* _TASK PROMPT_:
Leaving the pictures aside, transcribe every line below exactly.

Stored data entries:
[BEGIN]

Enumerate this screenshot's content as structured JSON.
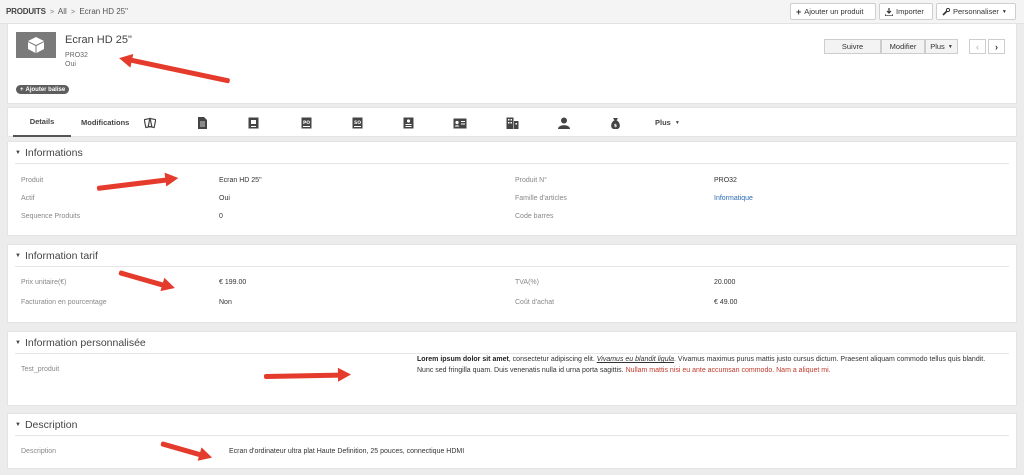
{
  "breadcrumb": {
    "root": "PRODUITS",
    "sep": ">",
    "level1": "All",
    "current": "Ecran HD 25\""
  },
  "toolbar": {
    "add_product": "Ajouter un produit",
    "import": "Importer",
    "customize": "Personnaliser"
  },
  "record": {
    "title": "Ecran HD 25\"",
    "code": "PRO32",
    "active": "Oui",
    "add_tag": "Ajouter balise",
    "follow": "Suivre",
    "edit": "Modifier",
    "more": "Plus"
  },
  "tabs": {
    "details": "Details",
    "modifications": "Modifications",
    "more": "Plus"
  },
  "tab_icons": [
    "tickets-icon",
    "document-icon",
    "invoice-icon",
    "purchase-order-icon",
    "sales-order-icon",
    "quote-icon",
    "contact-card-icon",
    "buildings-icon",
    "person-icon",
    "money-bag-icon"
  ],
  "informations": {
    "title": "Informations",
    "product_label": "Produit",
    "product_value": "Ecran HD 25\"",
    "active_label": "Actif",
    "active_value": "Oui",
    "sequence_label": "Sequence Produits",
    "sequence_value": "0",
    "number_label": "Produit N°",
    "number_value": "PRO32",
    "family_label": "Famille d'articles",
    "family_value": "Informatique",
    "barcode_label": "Code barres",
    "barcode_value": ""
  },
  "tarif": {
    "title": "Information tarif",
    "unit_price_label": "Prix unitaire(€)",
    "unit_price_value": "€ 199.00",
    "percent_billing_label": "Facturation en pourcentage",
    "percent_billing_value": "Non",
    "tva_label": "TVA(%)",
    "tva_value": "20.000",
    "cost_label": "Coût d'achat",
    "cost_value": "€ 49.00"
  },
  "custom": {
    "title": "Information personnalisée",
    "field_label": "Test_produit",
    "text_bold": "Lorem ipsum dolor sit amet",
    "text_1": ", consectetur adipiscing elit. ",
    "text_italic": "Vivamus eu blandit ligula",
    "text_2": ". Vivamus maximus purus mattis justo cursus dictum. Praesent aliquam commodo tellus quis blandit. Nunc sed fringilla quam. Duis venenatis nulla id urna porta sagittis. ",
    "text_red": "Nullam mattis nisi eu ante accumsan commodo. Nam a aliquet mi."
  },
  "description": {
    "title": "Description",
    "label": "Description",
    "value": "Ecran d'ordinateur ultra plat Haute Definition, 25 pouces, connectique HDMI"
  },
  "colors": {
    "accent_arrow": "#e53b2c",
    "link": "#2a6db3",
    "red_text": "#c0392b",
    "image_bg": "#7a7a7a"
  }
}
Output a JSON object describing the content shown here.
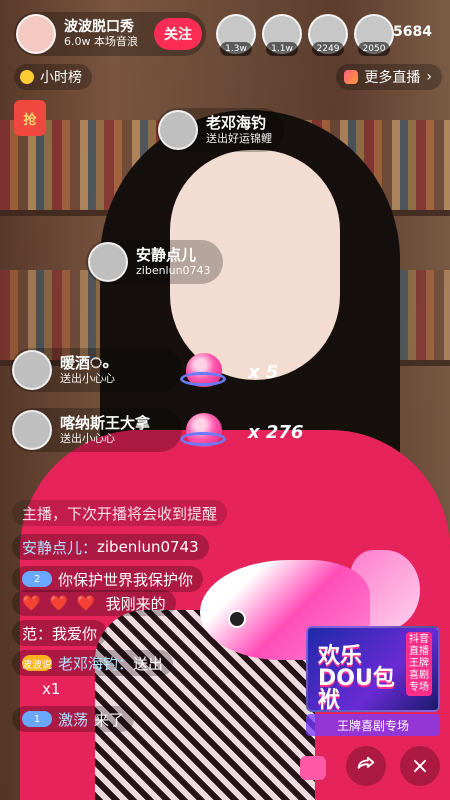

[END]

* _EXERCISE RESPONSE_:
Enumerate this screenshot's content as structured JSON.
{
  "breadcrumb": {
    "root": "PRODUITS",
    "sep": ">",
    "level1": "All",
    "current": "Ecran HD 25\""
  },
  "toolbar": {
    "add_product": "Ajouter un produit",
    "import": "Importer",
    "customize": "Personnaliser"
  },
  "record": {
    "title": "Ecran HD 25\"",
    "code": "PRO32",
    "active": "Oui",
    "add_tag": "Ajouter balise",
    "follow": "Suivre",
    "edit": "Modifier",
    "more": "Plus"
  },
  "tabs": {
    "details": "Details",
    "modifications": "Modifications",
    "more": "Plus"
  },
  "tab_icons": [
    "tickets-icon",
    "document-icon",
    "invoice-icon",
    "purchase-order-icon",
    "sales-order-icon",
    "quote-icon",
    "contact-card-icon",
    "buildings-icon",
    "person-icon",
    "money-bag-icon"
  ],
  "informations": {
    "title": "Informations",
    "product_label": "Produit",
    "product_value": "Ecran HD 25\"",
    "active_label": "Actif",
    "active_value": "Oui",
    "sequence_label": "Sequence Produits",
    "sequence_value": "0",
    "number_label": "Produit N°",
    "number_value": "PRO32",
    "family_label": "Famille d'articles",
    "family_value": "Informatique",
    "barcode_label": "Code barres",
    "barcode_value": ""
  },
  "tarif": {
    "title": "Information tarif",
    "unit_price_label": "Prix unitaire(€)",
    "unit_price_value": "€ 199.00",
    "percent_billing_label": "Facturation en pourcentage",
    "percent_billing_value": "Non",
    "tva_label": "TVA(%)",
    "tva_value": "20.000",
    "cost_label": "Coût d'achat",
    "cost_value": "€ 49.00"
  },
  "custom": {
    "title": "Information personnalisée",
    "field_label": "Test_produit",
    "text_bold": "Lorem ipsum dolor sit amet",
    "text_1": ", consectetur adipiscing elit. ",
    "text_italic": "Vivamus eu blandit ligula",
    "text_2": ". Vivamus maximus purus mattis justo cursus dictum. Praesent aliquam commodo tellus quis blandit. Nunc sed fringilla quam. Duis venenatis nulla id urna porta sagittis. ",
    "text_red": "Nullam mattis nisi eu ante accumsan commodo. Nam a aliquet mi."
  },
  "description": {
    "title": "Description",
    "label": "Description",
    "value": "Ecran d'ordinateur ultra plat Haute Definition, 25 pouces, connectique HDMI"
  },
  "colors": {
    "accent_arrow": "#e53b2c",
    "link": "#2a6db3",
    "red_text": "#c0392b",
    "image_bg": "#7a7a7a"
  }
}
Output a JSON object describing the content shown here.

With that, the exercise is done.